▶ **Stored records**:

---*---

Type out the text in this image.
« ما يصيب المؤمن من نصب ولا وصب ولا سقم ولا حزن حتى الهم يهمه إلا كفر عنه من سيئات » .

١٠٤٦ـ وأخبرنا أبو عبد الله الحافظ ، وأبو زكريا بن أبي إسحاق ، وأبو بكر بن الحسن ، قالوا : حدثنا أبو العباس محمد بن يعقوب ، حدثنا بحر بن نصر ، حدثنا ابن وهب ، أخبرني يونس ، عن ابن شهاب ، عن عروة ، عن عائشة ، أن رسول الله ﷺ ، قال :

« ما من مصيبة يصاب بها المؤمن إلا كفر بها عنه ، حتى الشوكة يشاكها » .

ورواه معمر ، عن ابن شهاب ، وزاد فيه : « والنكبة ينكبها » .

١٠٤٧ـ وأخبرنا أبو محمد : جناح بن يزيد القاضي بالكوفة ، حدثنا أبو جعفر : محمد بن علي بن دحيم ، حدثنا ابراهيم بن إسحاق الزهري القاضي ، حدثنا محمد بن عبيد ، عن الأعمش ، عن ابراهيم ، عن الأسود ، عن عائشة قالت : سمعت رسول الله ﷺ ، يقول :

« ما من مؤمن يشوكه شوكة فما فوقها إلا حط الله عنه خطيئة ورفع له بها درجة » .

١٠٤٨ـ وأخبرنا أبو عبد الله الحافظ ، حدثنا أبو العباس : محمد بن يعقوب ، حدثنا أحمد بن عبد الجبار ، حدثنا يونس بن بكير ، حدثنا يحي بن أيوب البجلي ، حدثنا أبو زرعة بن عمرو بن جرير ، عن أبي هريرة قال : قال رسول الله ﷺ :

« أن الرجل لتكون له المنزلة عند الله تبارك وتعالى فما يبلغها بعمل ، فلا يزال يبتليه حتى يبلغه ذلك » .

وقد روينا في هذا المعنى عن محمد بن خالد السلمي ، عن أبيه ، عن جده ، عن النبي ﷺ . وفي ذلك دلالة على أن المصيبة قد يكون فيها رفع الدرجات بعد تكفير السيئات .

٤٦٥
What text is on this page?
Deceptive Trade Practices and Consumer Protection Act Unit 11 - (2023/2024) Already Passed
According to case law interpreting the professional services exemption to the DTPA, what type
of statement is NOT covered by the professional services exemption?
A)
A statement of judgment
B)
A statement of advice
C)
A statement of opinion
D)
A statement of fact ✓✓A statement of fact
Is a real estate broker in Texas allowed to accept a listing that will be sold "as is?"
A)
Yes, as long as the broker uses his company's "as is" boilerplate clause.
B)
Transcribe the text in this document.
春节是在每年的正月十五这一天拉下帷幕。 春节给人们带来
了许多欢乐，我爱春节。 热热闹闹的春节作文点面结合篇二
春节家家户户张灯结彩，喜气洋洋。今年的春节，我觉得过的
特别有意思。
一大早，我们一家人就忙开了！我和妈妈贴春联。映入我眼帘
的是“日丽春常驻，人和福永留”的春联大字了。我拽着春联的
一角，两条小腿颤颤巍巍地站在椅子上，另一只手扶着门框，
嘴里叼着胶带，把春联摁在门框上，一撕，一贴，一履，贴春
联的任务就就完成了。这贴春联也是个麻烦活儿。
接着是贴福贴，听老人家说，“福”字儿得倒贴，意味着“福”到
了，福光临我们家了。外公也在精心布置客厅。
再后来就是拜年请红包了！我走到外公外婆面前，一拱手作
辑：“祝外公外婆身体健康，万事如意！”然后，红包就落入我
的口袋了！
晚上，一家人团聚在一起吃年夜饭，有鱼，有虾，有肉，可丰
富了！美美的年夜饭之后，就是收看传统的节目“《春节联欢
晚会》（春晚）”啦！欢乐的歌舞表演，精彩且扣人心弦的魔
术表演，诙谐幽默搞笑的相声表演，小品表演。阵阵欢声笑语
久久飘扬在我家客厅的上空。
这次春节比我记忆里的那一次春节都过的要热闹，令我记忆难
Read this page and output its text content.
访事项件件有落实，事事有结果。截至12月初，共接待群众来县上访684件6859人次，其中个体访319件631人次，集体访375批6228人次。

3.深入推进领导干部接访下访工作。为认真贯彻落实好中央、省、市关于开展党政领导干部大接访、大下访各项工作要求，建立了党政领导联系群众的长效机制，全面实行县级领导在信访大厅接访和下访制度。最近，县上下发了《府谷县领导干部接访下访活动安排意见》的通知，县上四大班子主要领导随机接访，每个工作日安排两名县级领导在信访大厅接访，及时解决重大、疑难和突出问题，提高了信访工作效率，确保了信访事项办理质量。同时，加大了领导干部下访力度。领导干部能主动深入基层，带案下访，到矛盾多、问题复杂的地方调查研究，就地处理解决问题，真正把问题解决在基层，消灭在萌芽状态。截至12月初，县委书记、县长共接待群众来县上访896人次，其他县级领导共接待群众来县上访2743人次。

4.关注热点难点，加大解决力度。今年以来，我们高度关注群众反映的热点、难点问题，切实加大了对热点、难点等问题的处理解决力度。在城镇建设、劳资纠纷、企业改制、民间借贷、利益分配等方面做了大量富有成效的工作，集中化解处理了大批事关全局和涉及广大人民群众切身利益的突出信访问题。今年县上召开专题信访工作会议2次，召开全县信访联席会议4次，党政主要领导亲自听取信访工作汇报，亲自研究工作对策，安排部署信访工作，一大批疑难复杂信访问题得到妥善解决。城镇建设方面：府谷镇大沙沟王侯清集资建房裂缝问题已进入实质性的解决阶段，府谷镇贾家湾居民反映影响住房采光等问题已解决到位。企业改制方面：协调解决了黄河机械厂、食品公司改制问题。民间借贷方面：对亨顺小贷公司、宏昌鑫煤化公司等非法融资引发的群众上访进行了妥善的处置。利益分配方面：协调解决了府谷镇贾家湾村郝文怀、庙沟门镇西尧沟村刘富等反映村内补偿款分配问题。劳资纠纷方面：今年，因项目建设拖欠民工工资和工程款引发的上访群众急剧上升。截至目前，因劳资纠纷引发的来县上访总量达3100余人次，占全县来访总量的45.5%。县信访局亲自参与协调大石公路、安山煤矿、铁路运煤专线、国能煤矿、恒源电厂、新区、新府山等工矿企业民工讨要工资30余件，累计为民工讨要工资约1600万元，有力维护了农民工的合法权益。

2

---*---

▶ **Exercise objective**: Copy out the full material exactly as it appears.

▶ **Task response**:
Type out the text in this image.
« ما يصيب المؤمن من نصب ولا وصب ولا سقم ولا حزن حتى الهم يهمه إلا كفر عنه من سيئات » .

١٠٤٦ـ وأخبرنا أبو عبد الله الحافظ ، وأبو زكريا بن أبي إسحاق ، وأبو بكر بن الحسن ، قالوا : حدثنا أبو العباس محمد بن يعقوب ، حدثنا بحر بن نصر ، حدثنا ابن وهب ، أخبرني يونس ، عن ابن شهاب ، عن عروة ، عن عائشة ، أن رسول الله ﷺ ، قال :

« ما من مصيبة يصاب بها المؤمن إلا كفر بها عنه ، حتى الشوكة يشاكها » .

ورواه معمر ، عن ابن شهاب ، وزاد فيه : « والنكبة ينكبها » .

١٠٤٧ـ وأخبرنا أبو محمد : جناح بن يزيد القاضي بالكوفة ، حدثنا أبو جعفر : محمد بن علي بن دحيم ، حدثنا ابراهيم بن إسحاق الزهري القاضي ، حدثنا محمد بن عبيد ، عن الأعمش ، عن ابراهيم ، عن الأسود ، عن عائشة قالت : سمعت رسول الله ﷺ ، يقول :

« ما من مؤمن يشوكه شوكة فما فوقها إلا حط الله عنه خطيئة ورفع له بها درجة » .

١٠٤٨ـ وأخبرنا أبو عبد الله الحافظ ، حدثنا أبو العباس : محمد بن يعقوب ، حدثنا أحمد بن عبد الجبار ، حدثنا يونس بن بكير ، حدثنا يحي بن أيوب البجلي ، حدثنا أبو زرعة بن عمرو بن جرير ، عن أبي هريرة قال : قال رسول الله ﷺ :

« أن الرجل لتكون له المنزلة عند الله تبارك وتعالى فما يبلغها بعمل ، فلا يزال يبتليه حتى يبلغه ذلك » .

وقد روينا في هذا المعنى عن محمد بن خالد السلمي ، عن أبيه ، عن جده ، عن النبي ﷺ . وفي ذلك دلالة على أن المصيبة قد يكون فيها رفع الدرجات بعد تكفير السيئات .

٤٦٥
What text is on this page?
Deceptive Trade Practices and Consumer Protection Act Unit 11 - (2023/2024) Already Passed
According to case law interpreting the professional services exemption to the DTPA, what type
of statement is NOT covered by the professional services exemption?
A)
A statement of judgment
B)
A statement of advice
C)
A statement of opinion
D)
A statement of fact ✓✓A statement of fact
Is a real estate broker in Texas allowed to accept a listing that will be sold "as is?"
A)
Yes, as long as the broker uses his company's "as is" boilerplate clause.
B)
Transcribe the text in this document.
春节是在每年的正月十五这一天拉下帷幕。 春节给人们带来
了许多欢乐，我爱春节。 热热闹闹的春节作文点面结合篇二
春节家家户户张灯结彩，喜气洋洋。今年的春节，我觉得过的
特别有意思。
一大早，我们一家人就忙开了！我和妈妈贴春联。映入我眼帘
的是“日丽春常驻，人和福永留”的春联大字了。我拽着春联的
一角，两条小腿颤颤巍巍地站在椅子上，另一只手扶着门框，
嘴里叼着胶带，把春联摁在门框上，一撕，一贴，一履，贴春
联的任务就就完成了。这贴春联也是个麻烦活儿。
接着是贴福贴，听老人家说，“福”字儿得倒贴，意味着“福”到
了，福光临我们家了。外公也在精心布置客厅。
再后来就是拜年请红包了！我走到外公外婆面前，一拱手作
辑：“祝外公外婆身体健康，万事如意！”然后，红包就落入我
的口袋了！
晚上，一家人团聚在一起吃年夜饭，有鱼，有虾，有肉，可丰
富了！美美的年夜饭之后，就是收看传统的节目“《春节联欢
晚会》（春晚）”啦！欢乐的歌舞表演，精彩且扣人心弦的魔
术表演，诙谐幽默搞笑的相声表演，小品表演。阵阵欢声笑语
久久飘扬在我家客厅的上空。
这次春节比我记忆里的那一次春节都过的要热闹，令我记忆难
Read this page and output its text content.
访事项件件有落实，事事有结果。截至12月初，共接待群众来县上访684件6859人次，其中个体访319件631人次，集体访375批6228人次。

3.深入推进领导干部接访下访工作。为认真贯彻落实好中央、省、市关于开展党政领导干部大接访、大下访各项工作要求，建立了党政领导联系群众的长效机制，全面实行县级领导在信访大厅接访和下访制度。最近，县上下发了《府谷县领导干部接访下访活动安排意见》的通知，县上四大班子主要领导随机接访，每个工作日安排两名县级领导在信访大厅接访，及时解决重大、疑难和突出问题，提高了信访工作效率，确保了信访事项办理质量。同时，加大了领导干部下访力度。领导干部能主动深入基层，带案下访，到矛盾多、问题复杂的地方调查研究，就地处理解决问题，真正把问题解决在基层，消灭在萌芽状态。截至12月初，县委书记、县长共接待群众来县上访896人次，其他县级领导共接待群众来县上访2743人次。

4.关注热点难点，加大解决力度。今年以来，我们高度关注群众反映的热点、难点问题，切实加大了对热点、难点等问题的处理解决力度。在城镇建设、劳资纠纷、企业改制、民间借贷、利益分配等方面做了大量富有成效的工作，集中化解处理了大批事关全局和涉及广大人民群众切身利益的突出信访问题。今年县上召开专题信访工作会议2次，召开全县信访联席会议4次，党政主要领导亲自听取信访工作汇报，亲自研究工作对策，安排部署信访工作，一大批疑难复杂信访问题得到妥善解决。城镇建设方面：府谷镇大沙沟王侯清集资建房裂缝问题已进入实质性的解决阶段，府谷镇贾家湾居民反映影响住房采光等问题已解决到位。企业改制方面：协调解决了黄河机械厂、食品公司改制问题。民间借贷方面：对亨顺小贷公司、宏昌鑫煤化公司等非法融资引发的群众上访进行了妥善的处置。利益分配方面：协调解决了府谷镇贾家湾村郝文怀、庙沟门镇西尧沟村刘富等反映村内补偿款分配问题。劳资纠纷方面：今年，因项目建设拖欠民工工资和工程款引发的上访群众急剧上升。截至目前，因劳资纠纷引发的来县上访总量达3100余人次，占全县来访总量的45.5%。县信访局亲自参与协调大石公路、安山煤矿、铁路运煤专线、国能煤矿、恒源电厂、新区、新府山等工矿企业民工讨要工资30余件，累计为民工讨要工资约1600万元，有力维护了农民工的合法权益。

2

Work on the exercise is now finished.